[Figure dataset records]

•••••

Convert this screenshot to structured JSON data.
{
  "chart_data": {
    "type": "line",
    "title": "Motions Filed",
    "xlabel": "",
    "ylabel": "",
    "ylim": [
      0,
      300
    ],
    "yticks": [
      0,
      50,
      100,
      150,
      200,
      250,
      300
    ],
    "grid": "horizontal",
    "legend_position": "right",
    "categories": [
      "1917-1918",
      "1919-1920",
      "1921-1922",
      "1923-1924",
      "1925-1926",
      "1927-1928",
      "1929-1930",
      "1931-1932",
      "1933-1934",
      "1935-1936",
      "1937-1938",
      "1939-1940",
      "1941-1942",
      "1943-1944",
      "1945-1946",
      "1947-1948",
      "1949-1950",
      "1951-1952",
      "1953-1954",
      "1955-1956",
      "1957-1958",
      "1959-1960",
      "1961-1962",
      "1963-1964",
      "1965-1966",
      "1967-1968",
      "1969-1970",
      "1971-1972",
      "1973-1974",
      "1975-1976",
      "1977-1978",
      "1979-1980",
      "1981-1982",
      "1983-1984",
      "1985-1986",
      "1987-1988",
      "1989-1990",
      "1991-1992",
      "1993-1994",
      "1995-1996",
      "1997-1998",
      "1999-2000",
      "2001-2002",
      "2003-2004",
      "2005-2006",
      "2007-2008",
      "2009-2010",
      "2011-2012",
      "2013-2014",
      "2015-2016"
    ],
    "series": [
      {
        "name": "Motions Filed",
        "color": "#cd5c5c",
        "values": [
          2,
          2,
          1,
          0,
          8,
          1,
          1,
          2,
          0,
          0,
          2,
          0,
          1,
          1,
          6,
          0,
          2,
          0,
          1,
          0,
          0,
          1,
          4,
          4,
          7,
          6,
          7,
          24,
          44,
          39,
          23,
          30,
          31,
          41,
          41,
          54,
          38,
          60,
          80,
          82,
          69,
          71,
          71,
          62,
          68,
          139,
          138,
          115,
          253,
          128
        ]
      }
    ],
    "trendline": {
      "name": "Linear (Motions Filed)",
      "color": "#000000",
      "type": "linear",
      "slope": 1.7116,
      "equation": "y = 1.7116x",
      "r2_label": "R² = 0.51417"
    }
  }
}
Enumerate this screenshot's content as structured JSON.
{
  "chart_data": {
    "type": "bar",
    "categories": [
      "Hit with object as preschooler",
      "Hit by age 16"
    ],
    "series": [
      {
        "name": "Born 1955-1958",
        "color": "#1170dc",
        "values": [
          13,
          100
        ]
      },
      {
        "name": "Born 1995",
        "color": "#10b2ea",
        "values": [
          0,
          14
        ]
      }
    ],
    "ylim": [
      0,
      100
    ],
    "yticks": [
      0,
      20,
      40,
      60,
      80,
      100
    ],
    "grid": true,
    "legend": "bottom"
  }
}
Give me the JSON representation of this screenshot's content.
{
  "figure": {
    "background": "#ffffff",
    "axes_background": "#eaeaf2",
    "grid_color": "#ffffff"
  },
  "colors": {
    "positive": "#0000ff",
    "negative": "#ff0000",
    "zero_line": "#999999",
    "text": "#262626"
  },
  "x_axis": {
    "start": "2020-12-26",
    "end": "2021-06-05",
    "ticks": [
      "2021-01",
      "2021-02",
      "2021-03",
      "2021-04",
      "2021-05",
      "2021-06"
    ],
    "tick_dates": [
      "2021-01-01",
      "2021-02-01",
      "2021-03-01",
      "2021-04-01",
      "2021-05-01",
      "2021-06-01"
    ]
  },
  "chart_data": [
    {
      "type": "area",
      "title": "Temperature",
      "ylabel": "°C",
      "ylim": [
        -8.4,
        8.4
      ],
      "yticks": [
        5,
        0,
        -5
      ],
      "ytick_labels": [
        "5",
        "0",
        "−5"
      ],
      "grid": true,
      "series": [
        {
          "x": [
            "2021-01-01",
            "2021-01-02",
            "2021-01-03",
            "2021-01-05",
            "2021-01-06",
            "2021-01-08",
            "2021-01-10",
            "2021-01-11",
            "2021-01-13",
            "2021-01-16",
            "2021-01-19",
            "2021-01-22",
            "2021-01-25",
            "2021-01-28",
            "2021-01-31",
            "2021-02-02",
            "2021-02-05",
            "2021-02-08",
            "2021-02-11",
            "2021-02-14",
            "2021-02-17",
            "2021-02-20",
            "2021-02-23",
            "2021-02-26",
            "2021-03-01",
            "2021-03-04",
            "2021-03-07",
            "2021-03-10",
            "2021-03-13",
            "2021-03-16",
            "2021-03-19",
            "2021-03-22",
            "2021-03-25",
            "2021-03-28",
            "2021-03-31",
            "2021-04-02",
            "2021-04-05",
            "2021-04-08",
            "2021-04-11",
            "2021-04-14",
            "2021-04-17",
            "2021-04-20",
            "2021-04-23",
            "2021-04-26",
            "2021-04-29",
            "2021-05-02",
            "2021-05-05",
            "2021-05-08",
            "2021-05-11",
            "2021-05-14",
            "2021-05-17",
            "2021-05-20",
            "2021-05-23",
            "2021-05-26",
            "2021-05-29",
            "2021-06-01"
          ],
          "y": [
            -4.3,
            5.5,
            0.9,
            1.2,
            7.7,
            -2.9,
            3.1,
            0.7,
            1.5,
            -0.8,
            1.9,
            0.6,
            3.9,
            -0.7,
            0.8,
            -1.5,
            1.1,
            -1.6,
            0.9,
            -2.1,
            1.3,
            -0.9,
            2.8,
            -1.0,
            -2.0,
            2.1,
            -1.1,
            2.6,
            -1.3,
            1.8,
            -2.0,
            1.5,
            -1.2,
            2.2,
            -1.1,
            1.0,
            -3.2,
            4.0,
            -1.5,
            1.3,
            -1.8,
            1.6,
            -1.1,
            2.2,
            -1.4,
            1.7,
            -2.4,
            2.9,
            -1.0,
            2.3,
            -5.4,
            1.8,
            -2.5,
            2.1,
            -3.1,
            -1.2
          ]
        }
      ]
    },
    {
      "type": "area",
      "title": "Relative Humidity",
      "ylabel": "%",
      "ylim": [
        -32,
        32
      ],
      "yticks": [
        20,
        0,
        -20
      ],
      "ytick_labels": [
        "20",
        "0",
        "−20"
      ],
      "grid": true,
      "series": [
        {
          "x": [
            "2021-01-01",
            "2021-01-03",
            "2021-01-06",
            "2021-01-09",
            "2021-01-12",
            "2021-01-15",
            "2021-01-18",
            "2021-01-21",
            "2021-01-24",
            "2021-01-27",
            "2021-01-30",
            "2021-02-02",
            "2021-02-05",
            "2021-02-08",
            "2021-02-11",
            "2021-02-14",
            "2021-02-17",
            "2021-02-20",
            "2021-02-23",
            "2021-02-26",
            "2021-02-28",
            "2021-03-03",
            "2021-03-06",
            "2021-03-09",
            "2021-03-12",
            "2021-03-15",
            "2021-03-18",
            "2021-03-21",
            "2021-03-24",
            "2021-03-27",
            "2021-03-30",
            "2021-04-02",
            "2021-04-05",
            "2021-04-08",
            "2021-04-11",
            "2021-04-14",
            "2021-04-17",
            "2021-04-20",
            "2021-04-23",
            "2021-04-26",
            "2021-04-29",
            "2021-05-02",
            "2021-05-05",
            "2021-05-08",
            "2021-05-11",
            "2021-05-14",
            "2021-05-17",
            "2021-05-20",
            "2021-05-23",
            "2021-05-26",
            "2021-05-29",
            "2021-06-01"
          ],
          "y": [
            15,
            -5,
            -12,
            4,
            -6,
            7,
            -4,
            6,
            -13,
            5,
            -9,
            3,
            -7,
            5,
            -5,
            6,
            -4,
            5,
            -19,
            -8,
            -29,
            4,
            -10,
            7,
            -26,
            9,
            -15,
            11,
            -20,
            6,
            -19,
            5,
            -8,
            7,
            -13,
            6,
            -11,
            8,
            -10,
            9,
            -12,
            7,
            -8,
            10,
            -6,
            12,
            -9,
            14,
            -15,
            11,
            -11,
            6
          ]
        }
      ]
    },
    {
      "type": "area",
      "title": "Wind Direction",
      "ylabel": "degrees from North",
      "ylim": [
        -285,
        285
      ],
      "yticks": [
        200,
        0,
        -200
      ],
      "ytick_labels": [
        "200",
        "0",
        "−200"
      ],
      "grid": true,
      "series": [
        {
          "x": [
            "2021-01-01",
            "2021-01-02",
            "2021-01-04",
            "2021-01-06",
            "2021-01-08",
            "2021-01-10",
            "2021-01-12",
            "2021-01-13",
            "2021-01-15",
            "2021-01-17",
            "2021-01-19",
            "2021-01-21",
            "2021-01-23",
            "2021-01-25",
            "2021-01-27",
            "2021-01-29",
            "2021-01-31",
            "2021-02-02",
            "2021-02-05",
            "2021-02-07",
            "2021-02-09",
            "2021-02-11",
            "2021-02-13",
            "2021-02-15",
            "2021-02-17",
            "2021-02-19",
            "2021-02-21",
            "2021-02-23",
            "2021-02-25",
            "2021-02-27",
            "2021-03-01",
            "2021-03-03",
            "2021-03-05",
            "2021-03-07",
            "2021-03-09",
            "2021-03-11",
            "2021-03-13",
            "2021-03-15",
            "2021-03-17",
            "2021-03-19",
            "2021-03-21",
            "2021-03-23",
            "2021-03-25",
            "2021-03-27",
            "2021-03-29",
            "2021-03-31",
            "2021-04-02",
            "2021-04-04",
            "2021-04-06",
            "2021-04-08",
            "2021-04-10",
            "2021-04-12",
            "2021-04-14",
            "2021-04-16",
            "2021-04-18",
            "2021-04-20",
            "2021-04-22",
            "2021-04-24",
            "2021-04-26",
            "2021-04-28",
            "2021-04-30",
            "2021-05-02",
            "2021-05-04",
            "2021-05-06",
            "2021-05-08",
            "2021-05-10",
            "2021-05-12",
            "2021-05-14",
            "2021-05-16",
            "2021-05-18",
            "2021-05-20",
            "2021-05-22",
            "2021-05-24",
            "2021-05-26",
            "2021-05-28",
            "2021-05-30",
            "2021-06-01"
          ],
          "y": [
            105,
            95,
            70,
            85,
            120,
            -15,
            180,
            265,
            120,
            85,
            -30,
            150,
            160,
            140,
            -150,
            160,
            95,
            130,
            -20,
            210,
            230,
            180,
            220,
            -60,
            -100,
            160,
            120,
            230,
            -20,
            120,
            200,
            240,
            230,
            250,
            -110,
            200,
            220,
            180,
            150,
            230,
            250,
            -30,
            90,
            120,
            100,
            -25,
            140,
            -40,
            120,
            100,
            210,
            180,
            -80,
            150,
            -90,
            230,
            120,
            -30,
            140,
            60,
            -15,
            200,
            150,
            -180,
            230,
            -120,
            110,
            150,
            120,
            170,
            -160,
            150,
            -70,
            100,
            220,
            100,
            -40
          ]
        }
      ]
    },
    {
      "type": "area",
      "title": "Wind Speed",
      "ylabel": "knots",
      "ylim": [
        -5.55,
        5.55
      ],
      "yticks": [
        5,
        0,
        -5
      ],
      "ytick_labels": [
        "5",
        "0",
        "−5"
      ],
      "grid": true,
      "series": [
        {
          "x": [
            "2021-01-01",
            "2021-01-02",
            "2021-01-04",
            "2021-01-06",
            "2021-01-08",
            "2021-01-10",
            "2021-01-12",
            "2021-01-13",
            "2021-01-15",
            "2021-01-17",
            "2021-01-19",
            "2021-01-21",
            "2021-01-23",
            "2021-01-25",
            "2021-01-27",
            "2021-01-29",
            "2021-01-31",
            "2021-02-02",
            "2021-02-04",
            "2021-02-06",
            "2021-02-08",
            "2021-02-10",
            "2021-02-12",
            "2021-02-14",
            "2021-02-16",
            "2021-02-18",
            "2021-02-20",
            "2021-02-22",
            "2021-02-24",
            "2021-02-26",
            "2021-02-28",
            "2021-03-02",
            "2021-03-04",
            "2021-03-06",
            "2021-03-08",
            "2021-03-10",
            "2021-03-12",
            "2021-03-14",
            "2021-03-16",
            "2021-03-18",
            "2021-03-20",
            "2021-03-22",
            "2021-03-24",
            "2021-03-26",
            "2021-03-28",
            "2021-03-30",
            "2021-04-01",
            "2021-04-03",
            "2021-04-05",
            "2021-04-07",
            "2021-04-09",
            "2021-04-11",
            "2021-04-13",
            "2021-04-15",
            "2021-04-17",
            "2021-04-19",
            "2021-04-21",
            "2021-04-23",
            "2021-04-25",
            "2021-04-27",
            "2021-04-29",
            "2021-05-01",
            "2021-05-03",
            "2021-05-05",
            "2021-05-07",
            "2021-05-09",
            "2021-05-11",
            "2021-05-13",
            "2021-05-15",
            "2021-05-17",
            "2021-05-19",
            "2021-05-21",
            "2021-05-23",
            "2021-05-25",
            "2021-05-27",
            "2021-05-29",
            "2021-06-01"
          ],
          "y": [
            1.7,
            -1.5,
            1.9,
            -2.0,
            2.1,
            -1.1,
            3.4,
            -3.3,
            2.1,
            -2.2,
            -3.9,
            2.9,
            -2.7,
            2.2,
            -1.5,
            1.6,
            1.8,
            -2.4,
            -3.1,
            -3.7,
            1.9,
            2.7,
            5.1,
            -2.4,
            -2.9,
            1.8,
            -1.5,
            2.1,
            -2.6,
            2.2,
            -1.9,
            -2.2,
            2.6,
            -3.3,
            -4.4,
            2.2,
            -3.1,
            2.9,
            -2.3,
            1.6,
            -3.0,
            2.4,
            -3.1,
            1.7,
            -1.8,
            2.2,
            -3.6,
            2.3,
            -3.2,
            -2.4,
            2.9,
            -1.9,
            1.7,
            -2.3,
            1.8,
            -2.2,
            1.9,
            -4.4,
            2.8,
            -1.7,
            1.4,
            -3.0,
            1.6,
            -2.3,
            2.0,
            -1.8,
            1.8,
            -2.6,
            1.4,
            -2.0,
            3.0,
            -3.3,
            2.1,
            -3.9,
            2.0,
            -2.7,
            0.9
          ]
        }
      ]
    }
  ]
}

•••••

> What you should do:
Report the number of lines in the entries above that include the string "title". Give nothing but the number.

> Full answer:
5